**Your goal:** Restate all the material verbatim, except for the pictures.

**The input:**
╔══

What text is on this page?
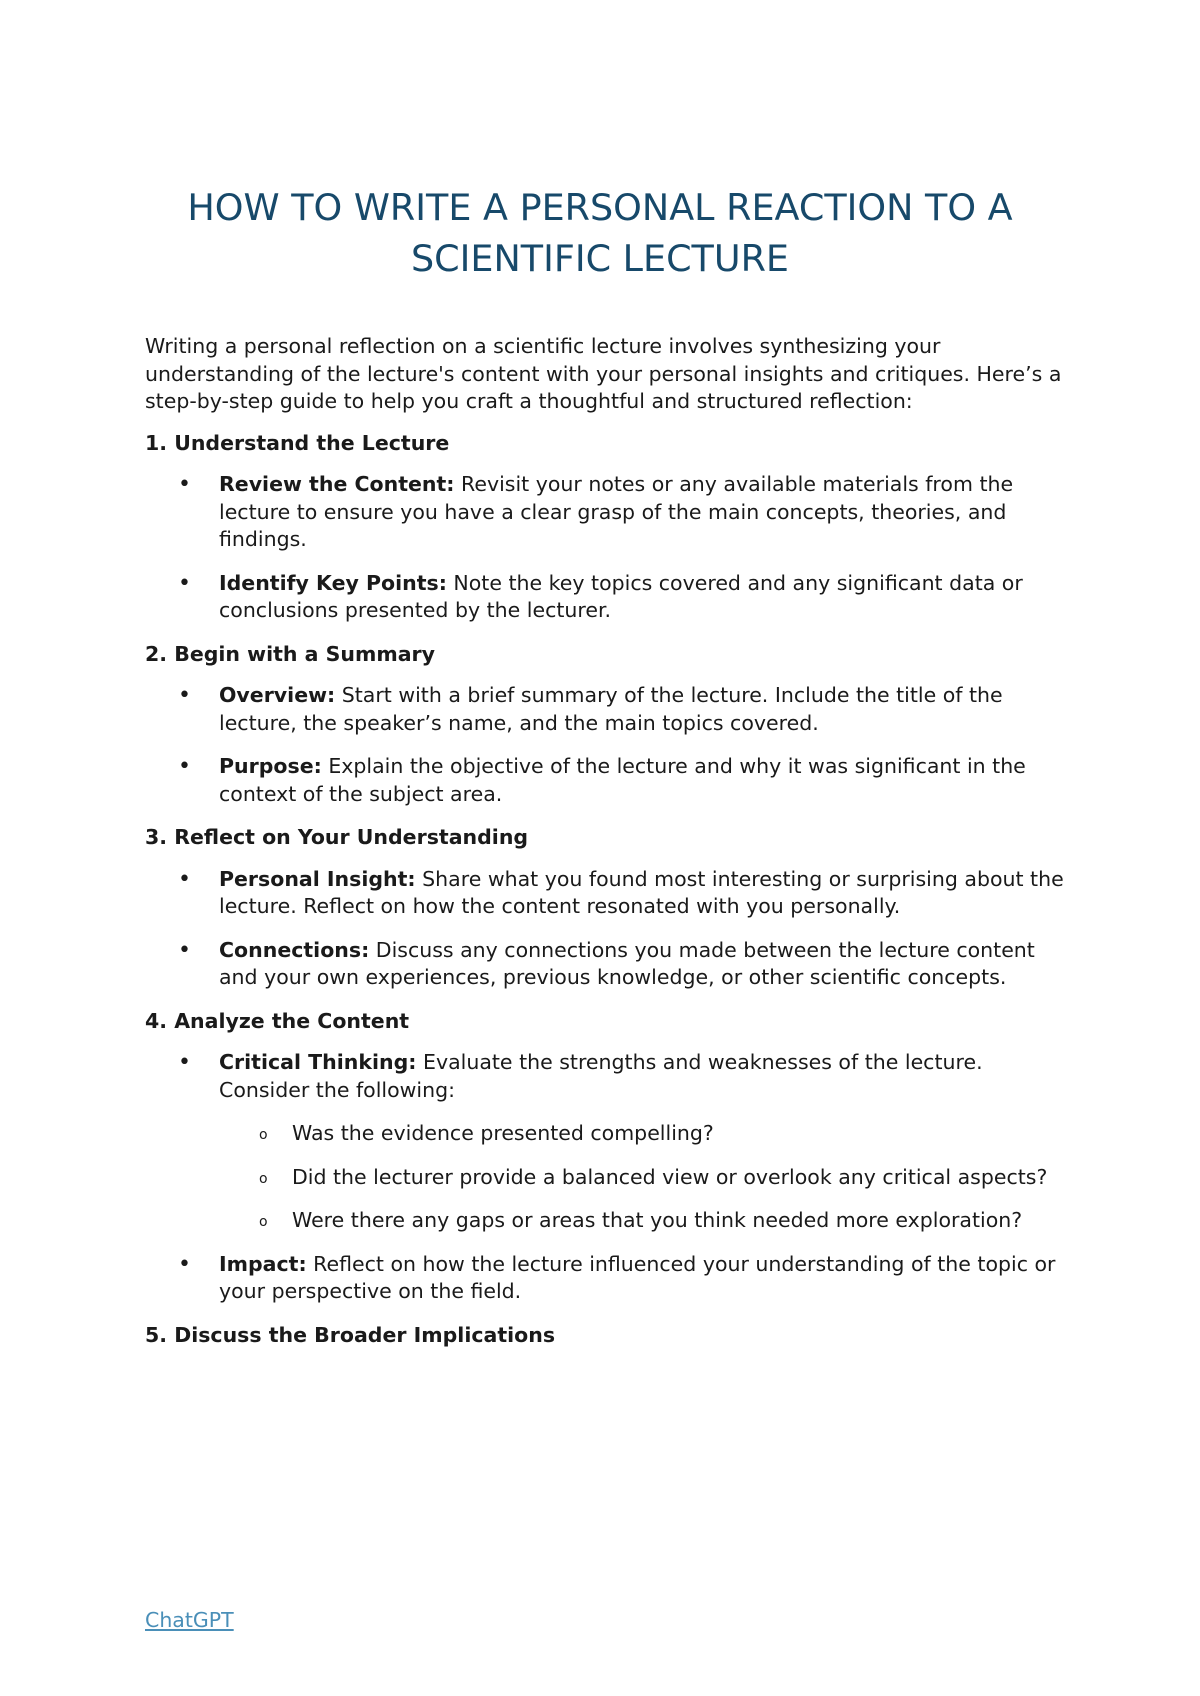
HOW TO WRITE A PERSONAL REACTION TO A SCIENTIFIC LECTURE

Writing a personal reflection on a scientific lecture involves synthesizing your understanding of the lecture's content with your personal insights and critiques. Here’s a step-by-step guide to help you craft a thoughtful and structured reflection:

1. Understand the Lecture

• Review the Content: Revisit your notes or any available materials from the lecture to ensure you have a clear grasp of the main concepts, theories, and findings.
• Identify Key Points: Note the key topics covered and any significant data or conclusions presented by the lecturer.

2. Begin with a Summary

• Overview: Start with a brief summary of the lecture. Include the title of the lecture, the speaker’s name, and the main topics covered.
• Purpose: Explain the objective of the lecture and why it was significant in the context of the subject area.

3. Reflect on Your Understanding

• Personal Insight: Share what you found most interesting or surprising about the lecture. Reflect on how the content resonated with you personally.
• Connections: Discuss any connections you made between the lecture content and your own experiences, previous knowledge, or other scientific concepts.

4. Analyze the Content

• Critical Thinking: Evaluate the strengths and weaknesses of the lecture. Consider the following:
o Was the evidence presented compelling?
o Did the lecturer provide a balanced view or overlook any critical aspects?
o Were there any gaps or areas that you think needed more exploration?
• Impact: Reflect on how the lecture influenced your understanding of the topic or your perspective on the field.

5. Discuss the Broader Implications

ChatGPT
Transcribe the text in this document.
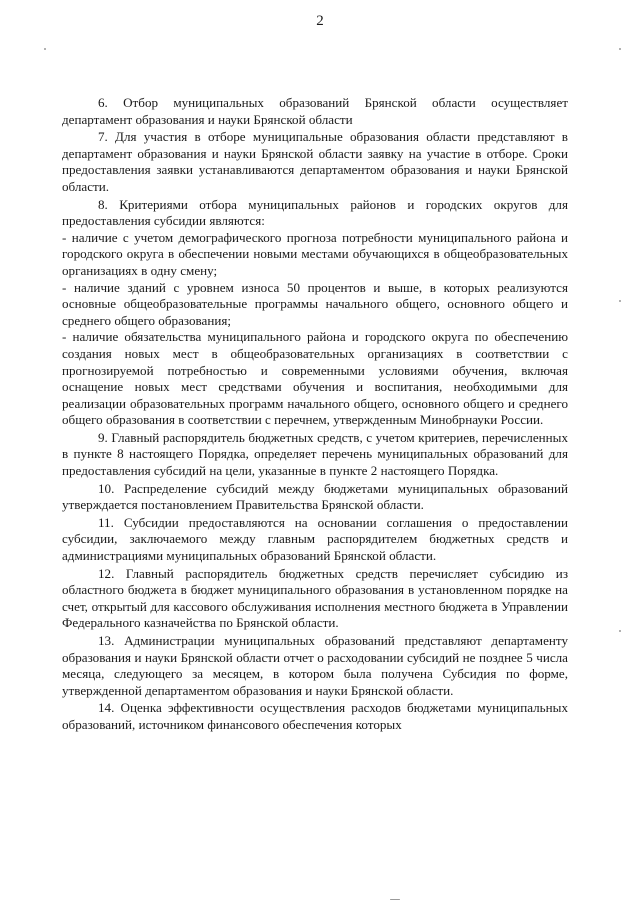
2

6. Отбор муниципальных образований Брянской области осуществляет департамент образования и науки Брянской области

7. Для участия в отборе муниципальные образования области представляют в департамент образования и науки Брянской области заявку на участие в отборе. Сроки предоставления заявки устанавливаются департаментом образования и науки Брянской области.

8. Критериями отбора муниципальных районов и городских округов для предоставления субсидии являются:

- наличие с учетом демографического прогноза потребности муниципального района и городского округа в обеспечении новыми местами обучающихся в общеобразовательных организациях в одну смену;

- наличие зданий с уровнем износа 50 процентов и выше, в которых реализуются основные общеобразовательные программы начального общего, основного общего и среднего общего образования;

- наличие обязательства муниципального района и городского округа по обеспечению создания новых мест в общеобразовательных организациях в соответствии с прогнозируемой потребностью и современными условиями обучения, включая оснащение новых мест средствами обучения и воспитания, необходимыми для реализации образовательных программ начального общего, основного общего и среднего общего образования в соответствии с перечнем, утвержденным Минобрнауки России.

9. Главный распорядитель бюджетных средств, с учетом критериев, перечисленных в пункте 8 настоящего Порядка, определяет перечень муниципальных образований для предоставления субсидий на цели, указанные в пункте 2 настоящего Порядка.

10. Распределение субсидий между бюджетами муниципальных образований утверждается постановлением Правительства Брянской области.

11. Субсидии предоставляются на основании соглашения о предоставлении субсидии, заключаемого между главным распорядителем бюджетных средств и администрациями муниципальных образований Брянской области.

12. Главный распорядитель бюджетных средств перечисляет субсидию из областного бюджета в бюджет муниципального образования в установленном порядке на счет, открытый для кассового обслуживания исполнения местного бюджета в Управлении Федерального казначейства по Брянской области.

13. Администрации муниципальных образований представляют департаменту образования и науки Брянской области отчет о расходовании субсидий не позднее 5 числа месяца, следующего за месяцем, в котором была получена Субсидия по форме, утвержденной департаментом образования и науки Брянской области.

14. Оценка эффективности осуществления расходов бюджетами муниципальных образований, источником финансового обеспечения которых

╚══

**Output:**
What text is on this page?
HOW TO WRITE A PERSONAL REACTION TO A SCIENTIFIC LECTURE

Writing a personal reflection on a scientific lecture involves synthesizing your understanding of the lecture's content with your personal insights and critiques. Here’s a step-by-step guide to help you craft a thoughtful and structured reflection:

1. Understand the Lecture

• Review the Content: Revisit your notes or any available materials from the lecture to ensure you have a clear grasp of the main concepts, theories, and findings.
• Identify Key Points: Note the key topics covered and any significant data or conclusions presented by the lecturer.

2. Begin with a Summary

• Overview: Start with a brief summary of the lecture. Include the title of the lecture, the speaker’s name, and the main topics covered.
• Purpose: Explain the objective of the lecture and why it was significant in the context of the subject area.

3. Reflect on Your Understanding

• Personal Insight: Share what you found most interesting or surprising about the lecture. Reflect on how the content resonated with you personally.
• Connections: Discuss any connections you made between the lecture content and your own experiences, previous knowledge, or other scientific concepts.

4. Analyze the Content

• Critical Thinking: Evaluate the strengths and weaknesses of the lecture. Consider the following:
o Was the evidence presented compelling?
o Did the lecturer provide a balanced view or overlook any critical aspects?
o Were there any gaps or areas that you think needed more exploration?
• Impact: Reflect on how the lecture influenced your understanding of the topic or your perspective on the field.

5. Discuss the Broader Implications

ChatGPT
Transcribe the text in this document.
2

6. Отбор муниципальных образований Брянской области осуществляет департамент образования и науки Брянской области

7. Для участия в отборе муниципальные образования области представляют в департамент образования и науки Брянской области заявку на участие в отборе. Сроки предоставления заявки устанавливаются департаментом образования и науки Брянской области.

8. Критериями отбора муниципальных районов и городских округов для предоставления субсидии являются:

- наличие с учетом демографического прогноза потребности муниципального района и городского округа в обеспечении новыми местами обучающихся в общеобразовательных организациях в одну смену;

- наличие зданий с уровнем износа 50 процентов и выше, в которых реализуются основные общеобразовательные программы начального общего, основного общего и среднего общего образования;

- наличие обязательства муниципального района и городского округа по обеспечению создания новых мест в общеобразовательных организациях в соответствии с прогнозируемой потребностью и современными условиями обучения, включая оснащение новых мест средствами обучения и воспитания, необходимыми для реализации образовательных программ начального общего, основного общего и среднего общего образования в соответствии с перечнем, утвержденным Минобрнауки России.

9. Главный распорядитель бюджетных средств, с учетом критериев, перечисленных в пункте 8 настоящего Порядка, определяет перечень муниципальных образований для предоставления субсидий на цели, указанные в пункте 2 настоящего Порядка.

10. Распределение субсидий между бюджетами муниципальных образований утверждается постановлением Правительства Брянской области.

11. Субсидии предоставляются на основании соглашения о предоставлении субсидии, заключаемого между главным распорядителем бюджетных средств и администрациями муниципальных образований Брянской области.

12. Главный распорядитель бюджетных средств перечисляет субсидию из областного бюджета в бюджет муниципального образования в установленном порядке на счет, открытый для кассового обслуживания исполнения местного бюджета в Управлении Федерального казначейства по Брянской области.

13. Администрации муниципальных образований представляют департаменту образования и науки Брянской области отчет о расходовании субсидий не позднее 5 числа месяца, следующего за месяцем, в котором была получена Субсидия по форме, утвержденной департаментом образования и науки Брянской области.

14. Оценка эффективности осуществления расходов бюджетами муниципальных образований, источником финансового обеспечения которых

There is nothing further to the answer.